═════ READING TEXT

Degeneration and regeneration of the intervertebral disc: lessons from development

Abstract

Degeneration of the intervertebral discs, a process characterized by a cascade of cellular, biochemical, structural and functional changes, is strongly implicated as a cause of low back pain. Current treatment strategies for disc degeneration typically address the symptoms of low back pain without treating the underlying cause or restoring mechanical function. A more in-depth understanding of disc degeneration, as well as opportunities for therapeutic intervention, can be obtained by considering aspects of intervertebral disc development. Development of the intervertebral disc involves the coalescence of several different cell types through highly orchestrated and complex molecular interactions. The resulting structures must function synergistically in an environment that is subjected to continuous mechanical perturbation throughout the life of an individual. Early postnatal changes, including altered cellularity, vascular regression and altered extracellular matrix composition, might set the disc on a slow course towards symptomatic degeneration. In this Perspective, we review the pathogenesis and treatment of intervertebral disc degeneration in the context of disc development. Within this scope, we examine how model systems have advanced our understanding of embryonic morphogenesis and associated molecular signaling pathways, in addition to the postnatal changes to the cellular, nutritional and mechanical microenvironment. We also discuss the current status of biological therapeutic strategies that promote disc regeneration and repair, and how lessons from development might provide clues for their refinement.

Fig. 1.

Schematic representations of the adult intervertebral disc. (A) Mid-sagittal cross-section showing anatomical regions. (B) Three-dimensional view illustrating AF lamellar structure.

Fig. 2.

Magnetic resonance images illustrating different stages of human lumbar disc degeneration. (A) A healthy disc exhibiting distinct AF lamellae (AF) and central NP region (NP). (B) A disc exhibiting early stages of degeneration, including moderate height reduction, decreased NP signal intensity and inward bulging of AF lamellae (*). (C) A disc exhibiting advanced stages of degeneration, including severely reduced height, large fissure (*) and generalized structural deterioration. Images obtained using 7T Siemens scanner and a turbo spin echo sequence at 200 μm isotropic voxel resolution.

Fig. 3.

══════════

**TASK TO COMPLETE**.
Answer these questions from the disc degeneration text:
(a) Which early postnatal changes does the abstract say might set the disc on a slow course toward symptomatic degeneration?
(b) What scanner and sequence were used to obtain the images in Fig. 2?
(c) What does panel (B) of Fig. 1 illustrate?
The records come from a separate source and are unrelated to the disc degeneration text.

═════ MATERIAL SHOWN

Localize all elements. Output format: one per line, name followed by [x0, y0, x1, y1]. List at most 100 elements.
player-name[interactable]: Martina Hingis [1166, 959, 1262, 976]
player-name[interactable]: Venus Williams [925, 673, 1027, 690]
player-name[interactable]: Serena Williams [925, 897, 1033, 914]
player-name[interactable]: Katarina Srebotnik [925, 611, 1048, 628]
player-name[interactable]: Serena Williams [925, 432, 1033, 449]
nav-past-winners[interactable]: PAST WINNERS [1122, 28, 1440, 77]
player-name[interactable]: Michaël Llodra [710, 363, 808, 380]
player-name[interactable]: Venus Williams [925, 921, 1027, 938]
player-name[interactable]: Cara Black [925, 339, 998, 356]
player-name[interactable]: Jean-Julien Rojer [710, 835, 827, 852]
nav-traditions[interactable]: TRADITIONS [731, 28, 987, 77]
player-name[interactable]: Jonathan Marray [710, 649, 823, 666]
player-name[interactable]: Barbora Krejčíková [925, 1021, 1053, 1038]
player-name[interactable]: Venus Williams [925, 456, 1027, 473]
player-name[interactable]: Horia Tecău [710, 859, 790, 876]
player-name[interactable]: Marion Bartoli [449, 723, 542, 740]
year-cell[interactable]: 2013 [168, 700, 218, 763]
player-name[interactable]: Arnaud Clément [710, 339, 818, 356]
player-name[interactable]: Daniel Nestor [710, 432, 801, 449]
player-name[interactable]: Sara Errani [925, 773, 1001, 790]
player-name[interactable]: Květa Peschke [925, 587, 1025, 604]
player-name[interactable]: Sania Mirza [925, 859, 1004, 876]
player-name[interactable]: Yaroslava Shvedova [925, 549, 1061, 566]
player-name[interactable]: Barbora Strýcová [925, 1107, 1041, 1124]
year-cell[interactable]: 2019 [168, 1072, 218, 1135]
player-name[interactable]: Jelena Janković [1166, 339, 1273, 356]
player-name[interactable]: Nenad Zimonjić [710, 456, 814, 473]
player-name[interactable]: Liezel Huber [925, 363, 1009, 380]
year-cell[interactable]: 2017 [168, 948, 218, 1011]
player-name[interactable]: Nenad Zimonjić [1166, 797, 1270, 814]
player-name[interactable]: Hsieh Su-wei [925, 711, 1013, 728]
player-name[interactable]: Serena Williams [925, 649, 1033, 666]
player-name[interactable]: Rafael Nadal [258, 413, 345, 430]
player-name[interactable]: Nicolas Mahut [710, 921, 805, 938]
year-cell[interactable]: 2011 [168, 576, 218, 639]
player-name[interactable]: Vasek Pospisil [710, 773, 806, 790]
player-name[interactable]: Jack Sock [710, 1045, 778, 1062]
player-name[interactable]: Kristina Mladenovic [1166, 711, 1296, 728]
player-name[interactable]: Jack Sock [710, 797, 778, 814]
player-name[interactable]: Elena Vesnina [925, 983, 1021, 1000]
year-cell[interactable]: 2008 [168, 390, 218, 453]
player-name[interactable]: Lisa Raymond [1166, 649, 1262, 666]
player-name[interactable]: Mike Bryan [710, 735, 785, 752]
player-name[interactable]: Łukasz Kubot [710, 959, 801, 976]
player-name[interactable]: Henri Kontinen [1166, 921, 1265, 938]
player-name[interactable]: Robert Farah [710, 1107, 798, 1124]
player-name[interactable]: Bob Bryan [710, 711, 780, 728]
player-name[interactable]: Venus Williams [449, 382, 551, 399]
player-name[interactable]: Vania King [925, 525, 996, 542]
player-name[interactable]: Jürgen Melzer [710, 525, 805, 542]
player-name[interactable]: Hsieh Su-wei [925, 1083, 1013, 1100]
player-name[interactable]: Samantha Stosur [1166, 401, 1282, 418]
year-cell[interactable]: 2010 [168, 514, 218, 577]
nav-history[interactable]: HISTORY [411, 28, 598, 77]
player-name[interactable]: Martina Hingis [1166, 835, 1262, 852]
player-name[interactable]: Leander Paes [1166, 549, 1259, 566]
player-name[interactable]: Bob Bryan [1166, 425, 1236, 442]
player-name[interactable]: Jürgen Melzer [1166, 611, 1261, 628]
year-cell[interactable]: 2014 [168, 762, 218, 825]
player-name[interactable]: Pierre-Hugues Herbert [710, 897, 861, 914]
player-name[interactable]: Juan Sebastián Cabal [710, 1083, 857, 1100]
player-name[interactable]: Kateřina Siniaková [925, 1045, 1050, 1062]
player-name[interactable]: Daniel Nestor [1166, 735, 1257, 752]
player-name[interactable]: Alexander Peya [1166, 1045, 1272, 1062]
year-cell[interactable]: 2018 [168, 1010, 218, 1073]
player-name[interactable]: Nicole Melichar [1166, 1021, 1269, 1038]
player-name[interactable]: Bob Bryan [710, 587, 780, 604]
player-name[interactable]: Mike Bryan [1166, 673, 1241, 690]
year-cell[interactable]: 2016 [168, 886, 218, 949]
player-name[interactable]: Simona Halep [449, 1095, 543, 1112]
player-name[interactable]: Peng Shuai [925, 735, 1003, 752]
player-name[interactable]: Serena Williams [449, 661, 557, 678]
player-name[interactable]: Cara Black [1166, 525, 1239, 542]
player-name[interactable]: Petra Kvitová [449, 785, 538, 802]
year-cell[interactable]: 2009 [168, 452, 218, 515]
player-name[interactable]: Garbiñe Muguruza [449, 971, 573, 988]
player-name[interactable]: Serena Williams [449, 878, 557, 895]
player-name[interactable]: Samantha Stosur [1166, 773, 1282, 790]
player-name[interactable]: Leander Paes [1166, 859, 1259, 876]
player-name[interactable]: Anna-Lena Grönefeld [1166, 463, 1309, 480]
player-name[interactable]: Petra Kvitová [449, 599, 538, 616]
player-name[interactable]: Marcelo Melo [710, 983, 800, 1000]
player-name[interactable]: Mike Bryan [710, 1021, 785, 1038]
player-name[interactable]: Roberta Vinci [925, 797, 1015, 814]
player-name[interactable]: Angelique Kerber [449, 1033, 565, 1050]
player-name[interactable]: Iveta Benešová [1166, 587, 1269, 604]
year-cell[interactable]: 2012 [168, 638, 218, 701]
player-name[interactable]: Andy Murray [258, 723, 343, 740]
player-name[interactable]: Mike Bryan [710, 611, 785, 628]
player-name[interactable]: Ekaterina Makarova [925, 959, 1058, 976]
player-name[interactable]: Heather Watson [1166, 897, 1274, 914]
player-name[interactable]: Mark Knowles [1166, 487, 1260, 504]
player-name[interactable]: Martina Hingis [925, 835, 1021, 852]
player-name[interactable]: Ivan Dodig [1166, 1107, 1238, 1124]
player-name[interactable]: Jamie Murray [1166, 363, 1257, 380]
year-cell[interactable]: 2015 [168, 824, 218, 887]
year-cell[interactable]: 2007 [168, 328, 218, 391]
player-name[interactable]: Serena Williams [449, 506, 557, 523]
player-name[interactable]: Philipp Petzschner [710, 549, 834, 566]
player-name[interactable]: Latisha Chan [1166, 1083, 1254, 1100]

══════════

**SOLVED EXERCISE**.
(a) Altered cellularity, vascular regression and altered extracellular matrix composition.
(b) A 7T Siemens scanner and a turbo spin echo sequence.
(c) A three-dimensional view of the AF lamellar structure.